begin DATA FOR PROCESSING

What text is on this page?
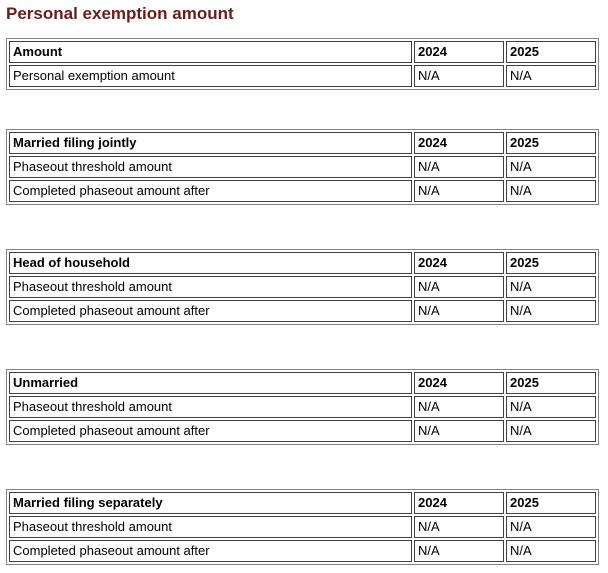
Personal exemption amount
Amount	2024	2025
Personal exemption amount	N/A	N/A
Married filing jointly	2024	2025
Phaseout threshold amount	N/A	N/A
Completed phaseout amount after	N/A	N/A
Head of household	2024	2025
Phaseout threshold amount	N/A	N/A
Completed phaseout amount after	N/A	N/A
Unmarried	2024	2025
Phaseout threshold amount	N/A	N/A
Completed phaseout amount after	N/A	N/A
Married filing separately	2024	2025
Phaseout threshold amount	N/A	N/A
Completed phaseout amount after	N/A	N/A
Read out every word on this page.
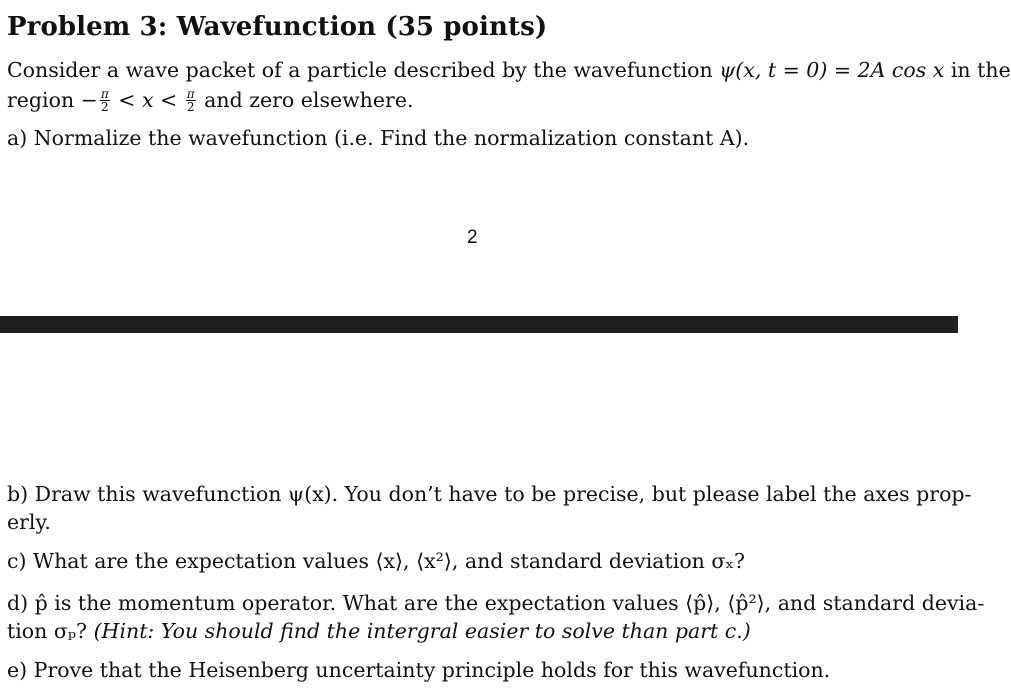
Problem 3: Wavefunction (35 points)
Consider a wave packet of a particle described by the wavefunction ψ(x, t = 0) = 2A cos x in the
region − $\frac{\pi}{2} < x < \frac{\pi}{2}$ and zero elsewhere.
a) Normalize the wavefunction (i.e. Find the normalization constant A).
2
b) Draw this wavefunction ψ(x). You don’t have to be precise, but please label the axes prop-
erly.
c) What are the expectation values ⟨x⟩, ⟨x²⟩, and standard deviation σₓ?
d) p̂ is the momentum operator. What are the expectation values ⟨p̂⟩, ⟨p̂²⟩, and standard devia-
tion σₚ? (Hint: You should find the intergral easier to solve than part c.)
e) Prove that the Heisenberg uncertainty principle holds for this wavefunction.
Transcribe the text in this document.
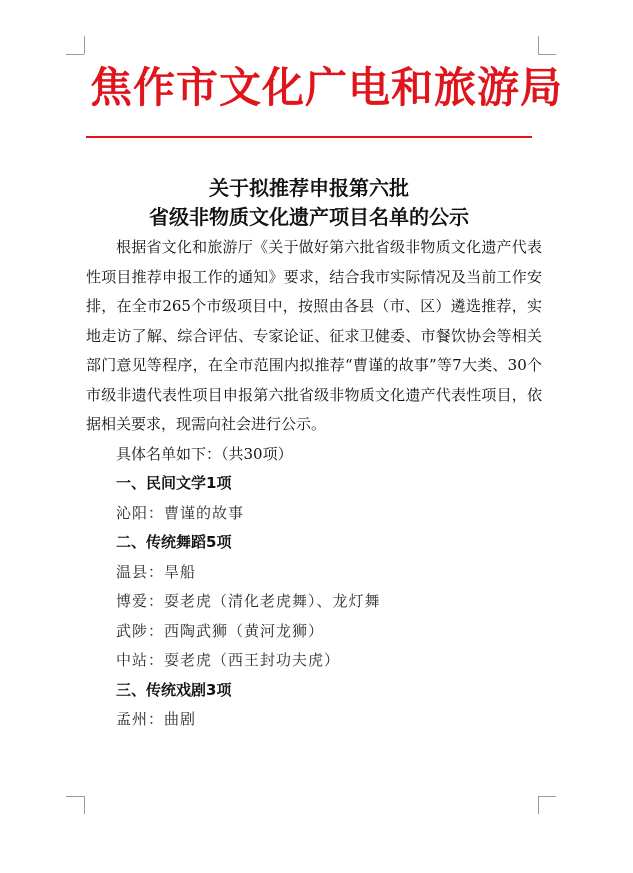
焦作市文化广电和旅游局
关于拟推荐申报第六批
省级非物质文化遗产项目名单的公示

根据省文化和旅游厅《关于做好第六批省级非物质文化遗产代表性项目推荐申报工作的通知》要求，结合我市实际情况及当前工作安排，在全市265个市级项目中，按照由各县（市、区）遴选推荐，实地走访了解、综合评估、专家论证、征求卫健委、市餐饮协会等相关部门意见等程序，在全市范围内拟推荐“曹谨的故事”等7大类、30个市级非遗代表性项目申报第六批省级非物质文化遗产代表性项目，依据相关要求，现需向社会进行公示。

具体名单如下：（共30项）

一、民间文学1项

沁阳：曹谨的故事

二、传统舞蹈5项

温县：旱船

博爱：耍老虎（清化老虎舞）、龙灯舞

武陟：西陶武狮（黄河龙狮）

中站：耍老虎（西王封功夫虎）

三、传统戏剧3项

孟州：曲剧
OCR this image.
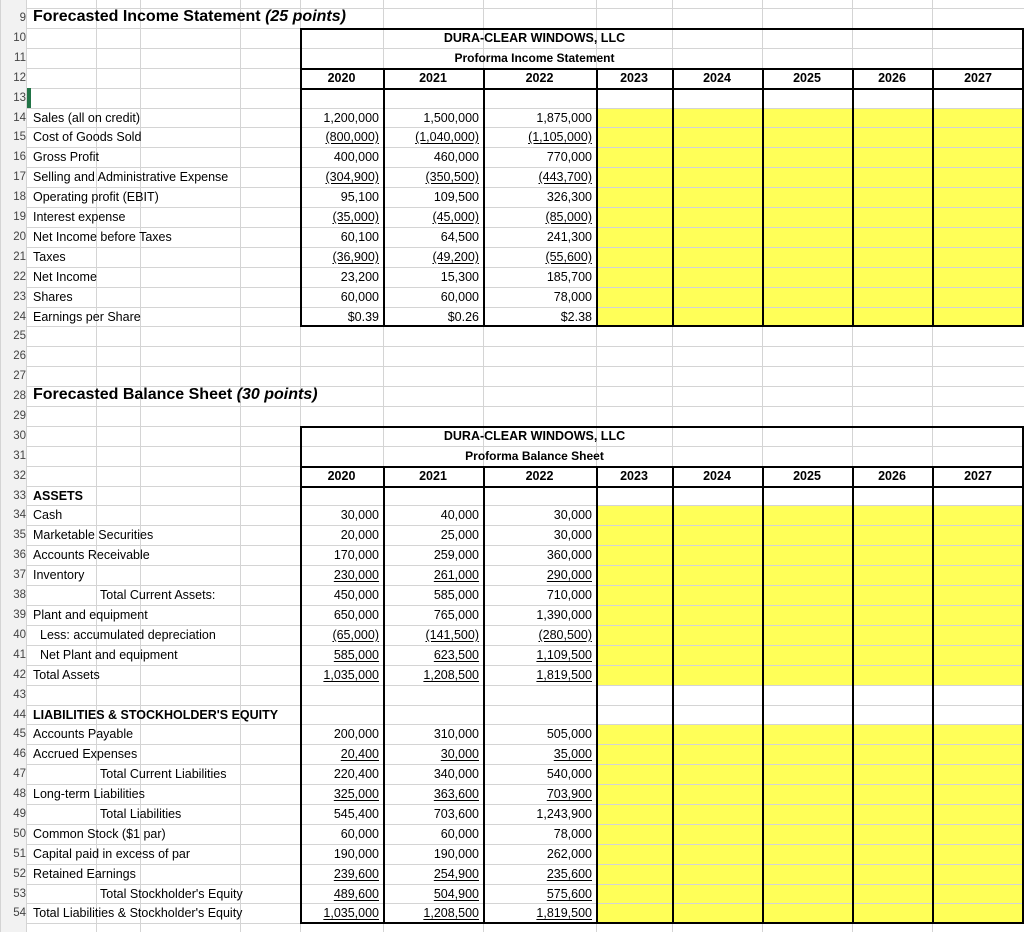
9
10
11
12
13
14
15
16
17
18
19
20
21
22
23
24
25
26
27
28
29
30
31
32
33
34
35
36
37
38
39
40
41
42
43
44
45
46
47
48
49
50
51
52
53
54
Forecasted Income Statement (25 points)
Forecasted Balance Sheet (30 points)
DURA-CLEAR WINDOWS, LLC
Proforma Income Statement
2020	2021	2022	2023	2024	2025	2026	2027
DURA-CLEAR WINDOWS, LLC
Proforma Balance Sheet
2020	2021	2022	2023	2024	2025	2026	2027
Sales (all on credit)	1,200,000	1,500,000	1,875,000
Cost of Goods Sold	(800,000)	(1,040,000)	(1,105,000)
Gross Profit	400,000	460,000	770,000
Selling and Administrative Expense	(304,900)	(350,500)	(443,700)
Operating profit (EBIT)	95,100	109,500	326,300
Interest expense	(35,000)	(45,000)	(85,000)
Net Income before Taxes	60,100	64,500	241,300
Taxes	(36,900)	(49,200)	(55,600)
Net Income	23,200	15,300	185,700
Shares	60,000	60,000	78,000
Earnings per Share	$0.39	$0.26	$2.38
ASSETS
Cash	30,000	40,000	30,000
Marketable Securities	20,000	25,000	30,000
Accounts Receivable	170,000	259,000	360,000
Inventory	230,000	261,000	290,000
Total Current Assets:	450,000	585,000	710,000
Plant and equipment	650,000	765,000	1,390,000
Less: accumulated depreciation	(65,000)	(141,500)	(280,500)
Net Plant and equipment	585,000	623,500	1,109,500
Total Assets	1,035,000	1,208,500	1,819,500
LIABILITIES & STOCKHOLDER'S EQUITY
Accounts Payable	200,000	310,000	505,000
Accrued Expenses	20,400	30,000	35,000
Total Current Liabilities	220,400	340,000	540,000
Long-term Liabilities	325,000	363,600	703,900
Total Liabilities	545,400	703,600	1,243,900
Common Stock ($1 par)	60,000	60,000	78,000
Capital paid in excess of par	190,000	190,000	262,000
Retained Earnings	239,600	254,900	235,600
Total Stockholder's Equity	489,600	504,900	575,600
Total Liabilities & Stockholder's Equity	1,035,000	1,208,500	1,819,500
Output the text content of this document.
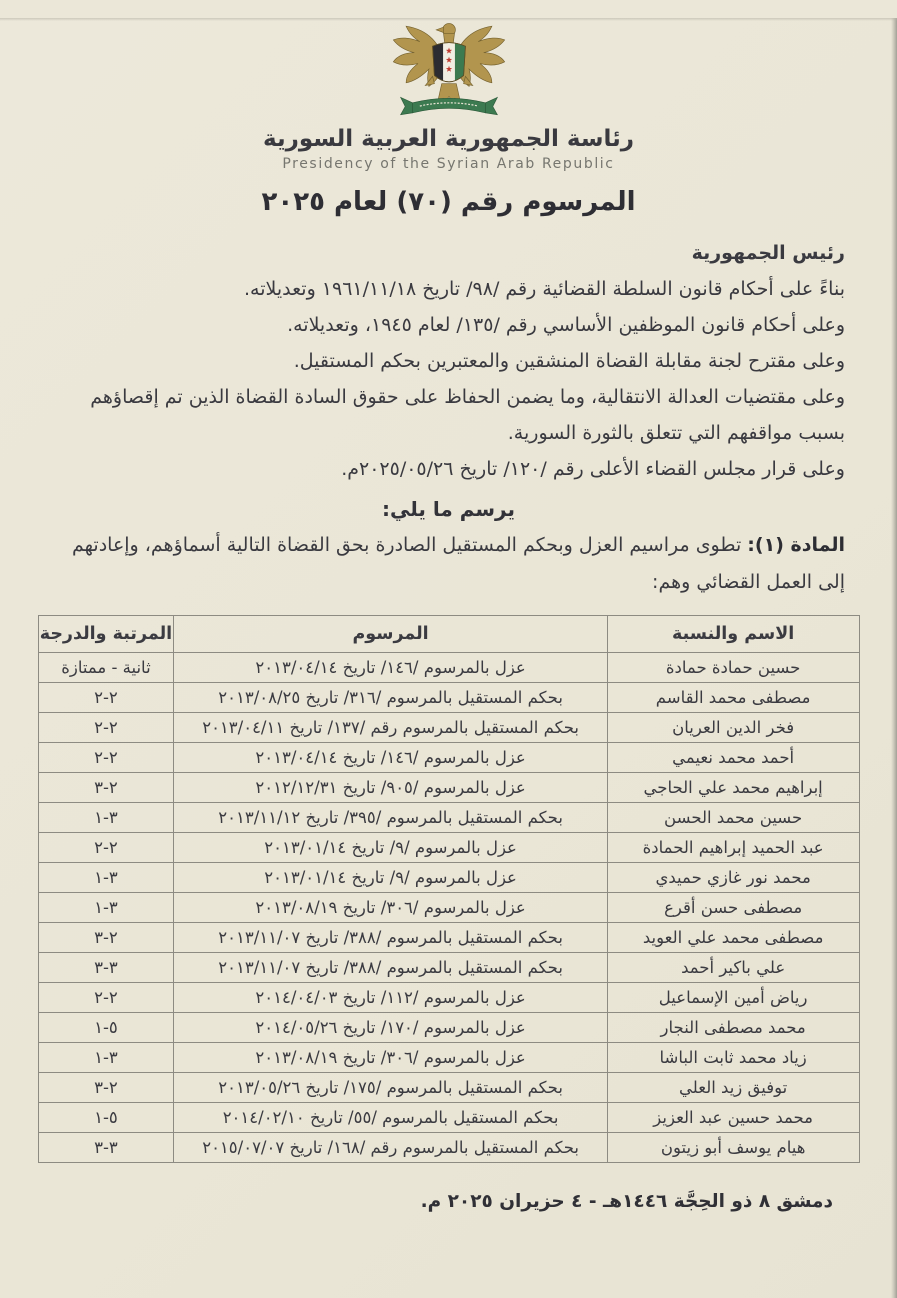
رئاسة الجمهورية العربية السورية
Presidency of the Syrian Arab Republic
المرسوم رقم (٧٠) لعام ٢٠٢٥

رئيس الجمهورية

بناءً على أحكام قانون السلطة القضائية رقم /٩٨/ تاريخ ١٩٦١/١١/١٨ وتعديلاته.

وعلى أحكام قانون الموظفين الأساسي رقم /١٣٥/ لعام ١٩٤٥، وتعديلاته.

وعلى مقترح لجنة مقابلة القضاة المنشقين والمعتبرين بحكم المستقيل.

وعلى مقتضيات العدالة الانتقالية، وما يضمن الحفاظ على حقوق السادة القضاة الذين تم إقصاؤهم بسبب مواقفهم التي تتعلق بالثورة السورية.

وعلى قرار مجلس القضاء الأعلى رقم /١٢٠/ تاريخ ٢٠٢٥/٠٥/٢٦م.

يرسم ما يلي:

المادة (١): تطوى مراسيم العزل وبحكم المستقيل الصادرة بحق القضاة التالية أسماؤهم، وإعادتهم إلى العمل القضائي وهم:

الاسم والنسبة	المرسوم	المرتبة والدرجة
حسين حمادة حمادة	عزل بالمرسوم /١٤٦/ تاريخ ٢٠١٣/٠٤/١٤	ثانية - ممتازة
مصطفى محمد القاسم	بحكم المستقيل بالمرسوم /٣١٦/ تاريخ ٢٠١٣/٠٨/٢٥	٢-٢
فخر الدين العريان	بحكم المستقيل بالمرسوم رقم /١٣٧/ تاريخ ٢٠١٣/٠٤/١١	٢-٢
أحمد محمد نعيمي	عزل بالمرسوم /١٤٦/ تاريخ ٢٠١٣/٠٤/١٤	٢-٢
إبراهيم محمد علي الحاجي	عزل بالمرسوم /٩٠٥/ تاريخ ٢٠١٢/١٢/٣١	٢-٣
حسين محمد الحسن	بحكم المستقيل بالمرسوم /٣٩٥/ تاريخ ٢٠١٣/١١/١٢	٣-١
عبد الحميد إبراهيم الحمادة	عزل بالمرسوم /٩/ تاريخ ٢٠١٣/٠١/١٤	٢-٢
محمد نور غازي حميدي	عزل بالمرسوم /٩/ تاريخ ٢٠١٣/٠١/١٤	٣-١
مصطفى حسن أقرع	عزل بالمرسوم /٣٠٦/ تاريخ ٢٠١٣/٠٨/١٩	٣-١
مصطفى محمد علي العويد	بحكم المستقيل بالمرسوم /٣٨٨/ تاريخ ٢٠١٣/١١/٠٧	٢-٣
علي باكير أحمد	بحكم المستقيل بالمرسوم /٣٨٨/ تاريخ ٢٠١٣/١١/٠٧	٣-٣
رياض أمين الإسماعيل	عزل بالمرسوم /١١٢/ تاريخ ٢٠١٤/٠٤/٠٣	٢-٢
محمد مصطفى النجار	عزل بالمرسوم /١٧٠/ تاريخ ٢٠١٤/٠٥/٢٦	٥-١
زياد محمد ثابت الباشا	عزل بالمرسوم /٣٠٦/ تاريخ ٢٠١٣/٠٨/١٩	٣-١
توفيق زيد العلي	بحكم المستقيل بالمرسوم /١٧٥/ تاريخ ٢٠١٣/٠٥/٢٦	٢-٣
محمد حسين عبد العزيز	بحكم المستقيل بالمرسوم /٥٥/ تاريخ ٢٠١٤/٠٢/١٠	٥-١
هيام يوسف أبو زيتون	بحكم المستقيل بالمرسوم رقم /١٦٨/ تاريخ ٢٠١٥/٠٧/٠٧	٣-٣
دمشق ٨ ذو الحِجَّة ١٤٤٦هـ - ٤ حزيران ٢٠٢٥ م.
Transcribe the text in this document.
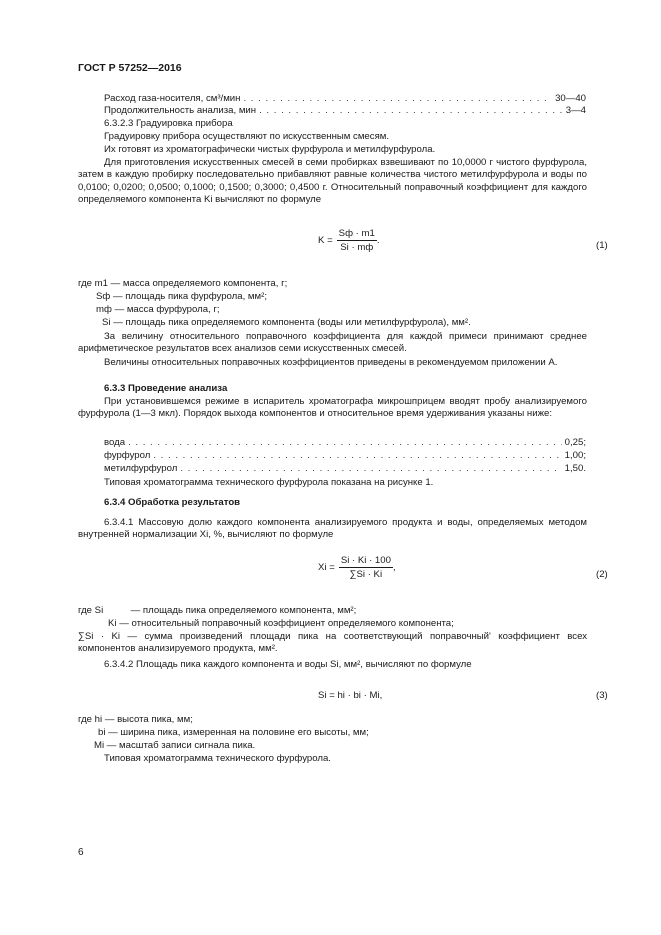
ГОСТ Р 57252—2016
Расход газа-носителя, см³/мин . . .	30—40
Продолжительность анализа, мин . . .	3—4
6.3.2.3 Градуировка прибора
Градуировку прибора осуществляют по искусственным смесям.
Их готовят из хроматографически чистых фурфурола и метилфурфурола.
Для приготовления искусственных смесей в семи пробирках взвешивают по 10,0000 г чистого фурфурола, затем в каждую пробирку последовательно прибавляют равные количества чистого метилфурфурола и воды по 0,0100; 0,0200; 0,0500; 0,1000; 0,1500; 0,3000; 0,4500 г. Относительный поправочный коэффициент для каждого определяемого компонента Ki вычисляют по формуле
$K = \frac{Sф \cdot m1}{Si \cdot mф}$ .	(1)
где m1 — масса определяемого компонента, г;
Sф — площадь пика фурфурола, мм²;
mф — масса фурфурола, г;
Si — площадь пика определяемого компонента (воды или метилфурфурола), мм².
За величину относительного поправочного коэффициента для каждой примеси принимают среднее арифметическое результатов всех анализов семи искусственных смесей.
Величины относительных поправочных коэффициентов приведены в рекомендуемом приложении А.
6.3.3 Проведение анализа
При установившемся режиме в испаритель хроматографа микрошприцем вводят пробу анализируемого фурфурола (1—3 мкл). Порядок выхода компонентов и относительное время удерживания указаны ниже:
вода . . .	0,25;
фурфурол . . .	1,00;
метилфурфурол . . .	1,50.
Типовая хроматограмма технического фурфурола показана на рисунке 1.
6.3.4 Обработка результатов
6.3.4.1 Массовую долю каждого компонента анализируемого продукта и воды, определяемых методом внутренней нормализации Xi, %, вычисляют по формуле
$Xi = \frac{Si \cdot Ki \cdot 100}{\sum Si \cdot Ki}$ ,
(2)
где Si	— площадь пика определяемого компонента, мм²;
Ki — относительный поправочный коэффициент определяемого компонента;
∑Si · Ki — сумма произведений площади пика на соответствующий поправочный' коэффициент всех компонентов анализируемого продукта, мм².
6.3.4.2 Площадь пика каждого компонента и воды Si, мм², вычисляют по формуле
Si = hi · bi · Mi,	(3)
где hi — высота пика, мм;
bi — ширина пика, измеренная на половине его высоты, мм;
Mi — масштаб записи сигнала пика.
Типовая хроматограмма технического фурфурола.
6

end DATA FOR PROCESSING

Return every line holding the word "equipment" from the records.

## REPLY TO THE TASK
Plant and equipment	650,000	765,000	1,390,000
Net Plant and equipment	585,000	623,500	1,109,500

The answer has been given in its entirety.